** BEGIN MATERIAL FOR THIS TASK **
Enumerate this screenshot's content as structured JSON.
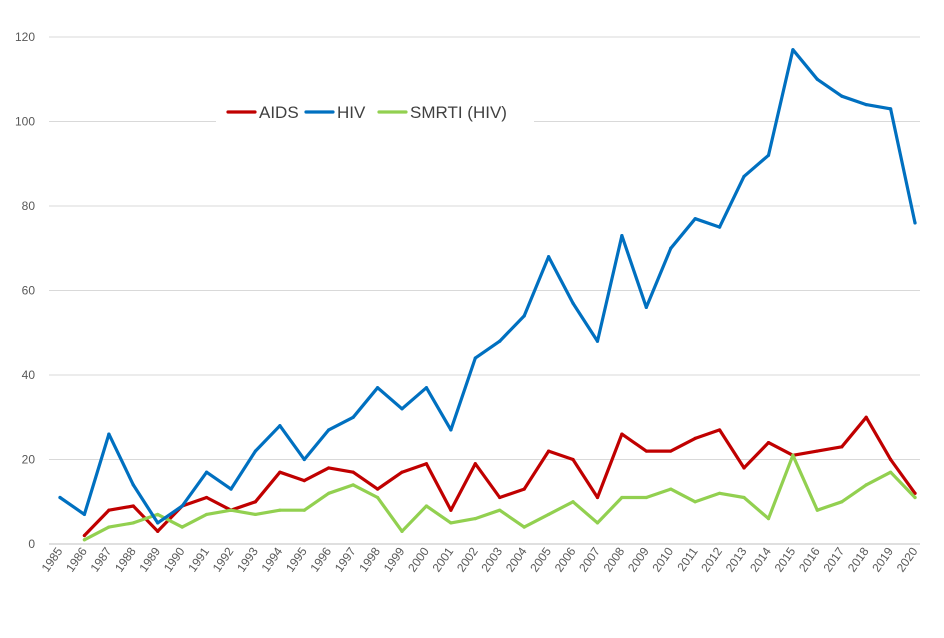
{
  "chart_data": {
    "type": "line",
    "title": "",
    "xlabel": "",
    "ylabel": "",
    "ylim": [
      0,
      120
    ],
    "yticks": [
      0,
      20,
      40,
      60,
      80,
      100,
      120
    ],
    "grid": true,
    "legend_position": "top-left",
    "categories": [
      "1985",
      "1986",
      "1987",
      "1988",
      "1989",
      "1990",
      "1991",
      "1992",
      "1993",
      "1994",
      "1995",
      "1996",
      "1997",
      "1998",
      "1999",
      "2000",
      "2001",
      "2002",
      "2003",
      "2004",
      "2005",
      "2006",
      "2007",
      "2008",
      "2009",
      "2010",
      "2011",
      "2012",
      "2013",
      "2014",
      "2015",
      "2016",
      "2017",
      "2018",
      "2019",
      "2020"
    ],
    "series": [
      {
        "name": "AIDS",
        "color": "#c00000",
        "values": [
          null,
          2,
          8,
          9,
          3,
          9,
          11,
          8,
          10,
          17,
          15,
          18,
          17,
          13,
          17,
          19,
          8,
          19,
          11,
          13,
          22,
          20,
          11,
          26,
          22,
          22,
          25,
          27,
          18,
          24,
          21,
          22,
          23,
          30,
          20,
          12
        ]
      },
      {
        "name": "HIV",
        "color": "#0070c0",
        "values": [
          11,
          7,
          26,
          14,
          5,
          9,
          17,
          13,
          22,
          28,
          20,
          27,
          30,
          37,
          32,
          37,
          27,
          44,
          48,
          54,
          68,
          57,
          48,
          73,
          56,
          70,
          77,
          75,
          87,
          92,
          117,
          110,
          106,
          104,
          103,
          76
        ]
      },
      {
        "name": "SMRTI (HIV)",
        "color": "#92d050",
        "values": [
          null,
          1,
          4,
          5,
          7,
          4,
          7,
          8,
          7,
          8,
          8,
          12,
          14,
          11,
          3,
          9,
          5,
          6,
          8,
          4,
          7,
          10,
          5,
          11,
          11,
          13,
          10,
          12,
          11,
          6,
          21,
          8,
          10,
          14,
          17,
          11
        ]
      }
    ]
  }
}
** END MATERIAL FOR THIS TASK **
* SET PROBLEM
Write out the entries above word for word. Do not include the pictures.

* TASK SOLUTION
Enumerate this screenshot's content as structured JSON.
{
  "chart_data": {
    "type": "line",
    "title": "",
    "xlabel": "",
    "ylabel": "",
    "ylim": [
      0,
      120
    ],
    "yticks": [
      0,
      20,
      40,
      60,
      80,
      100,
      120
    ],
    "grid": true,
    "legend_position": "top-left",
    "categories": [
      "1985",
      "1986",
      "1987",
      "1988",
      "1989",
      "1990",
      "1991",
      "1992",
      "1993",
      "1994",
      "1995",
      "1996",
      "1997",
      "1998",
      "1999",
      "2000",
      "2001",
      "2002",
      "2003",
      "2004",
      "2005",
      "2006",
      "2007",
      "2008",
      "2009",
      "2010",
      "2011",
      "2012",
      "2013",
      "2014",
      "2015",
      "2016",
      "2017",
      "2018",
      "2019",
      "2020"
    ],
    "series": [
      {
        "name": "AIDS",
        "color": "#c00000",
        "values": [
          null,
          2,
          8,
          9,
          3,
          9,
          11,
          8,
          10,
          17,
          15,
          18,
          17,
          13,
          17,
          19,
          8,
          19,
          11,
          13,
          22,
          20,
          11,
          26,
          22,
          22,
          25,
          27,
          18,
          24,
          21,
          22,
          23,
          30,
          20,
          12
        ]
      },
      {
        "name": "HIV",
        "color": "#0070c0",
        "values": [
          11,
          7,
          26,
          14,
          5,
          9,
          17,
          13,
          22,
          28,
          20,
          27,
          30,
          37,
          32,
          37,
          27,
          44,
          48,
          54,
          68,
          57,
          48,
          73,
          56,
          70,
          77,
          75,
          87,
          92,
          117,
          110,
          106,
          104,
          103,
          76
        ]
      },
      {
        "name": "SMRTI (HIV)",
        "color": "#92d050",
        "values": [
          null,
          1,
          4,
          5,
          7,
          4,
          7,
          8,
          7,
          8,
          8,
          12,
          14,
          11,
          3,
          9,
          5,
          6,
          8,
          4,
          7,
          10,
          5,
          11,
          11,
          13,
          10,
          12,
          11,
          6,
          21,
          8,
          10,
          14,
          17,
          11
        ]
      }
    ]
  }
}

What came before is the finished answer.